◆ WHAT THE TASK ASKS ◆
Can the data below be echoed back word for word?
---------- EXTRACTED ENTRIES ----------
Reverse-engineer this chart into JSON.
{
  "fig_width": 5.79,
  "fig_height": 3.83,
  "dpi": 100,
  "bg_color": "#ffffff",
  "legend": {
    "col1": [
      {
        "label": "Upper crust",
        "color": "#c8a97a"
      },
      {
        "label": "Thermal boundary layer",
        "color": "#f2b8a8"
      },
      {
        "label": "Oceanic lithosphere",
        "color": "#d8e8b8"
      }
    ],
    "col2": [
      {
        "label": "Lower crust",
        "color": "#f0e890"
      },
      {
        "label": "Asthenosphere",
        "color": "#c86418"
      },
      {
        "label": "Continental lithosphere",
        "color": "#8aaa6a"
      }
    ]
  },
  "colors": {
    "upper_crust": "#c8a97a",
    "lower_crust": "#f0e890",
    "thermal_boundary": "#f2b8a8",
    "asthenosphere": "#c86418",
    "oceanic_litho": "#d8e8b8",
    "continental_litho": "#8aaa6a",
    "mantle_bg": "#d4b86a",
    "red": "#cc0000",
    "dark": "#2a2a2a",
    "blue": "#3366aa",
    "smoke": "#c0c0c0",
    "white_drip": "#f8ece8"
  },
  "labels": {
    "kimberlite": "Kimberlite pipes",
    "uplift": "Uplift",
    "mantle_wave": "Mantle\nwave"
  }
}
----------
◆ PROBLEM SOLUTION ◆
Reverse-engineer this chart into JSON.
{
  "fig_width": 5.79,
  "fig_height": 3.83,
  "dpi": 100,
  "bg_color": "#ffffff",
  "legend": {
    "col1": [
      {
        "label": "Upper crust",
        "color": "#c8a97a"
      },
      {
        "label": "Thermal boundary layer",
        "color": "#f2b8a8"
      },
      {
        "label": "Oceanic lithosphere",
        "color": "#d8e8b8"
      }
    ],
    "col2": [
      {
        "label": "Lower crust",
        "color": "#f0e890"
      },
      {
        "label": "Asthenosphere",
        "color": "#c86418"
      },
      {
        "label": "Continental lithosphere",
        "color": "#8aaa6a"
      }
    ]
  },
  "colors": {
    "upper_crust": "#c8a97a",
    "lower_crust": "#f0e890",
    "thermal_boundary": "#f2b8a8",
    "asthenosphere": "#c86418",
    "oceanic_litho": "#d8e8b8",
    "continental_litho": "#8aaa6a",
    "mantle_bg": "#d4b86a",
    "red": "#cc0000",
    "dark": "#2a2a2a",
    "blue": "#3366aa",
    "smoke": "#c0c0c0",
    "white_drip": "#f8ece8"
  },
  "labels": {
    "kimberlite": "Kimberlite pipes",
    "uplift": "Uplift",
    "mantle_wave": "Mantle\nwave"
  }
}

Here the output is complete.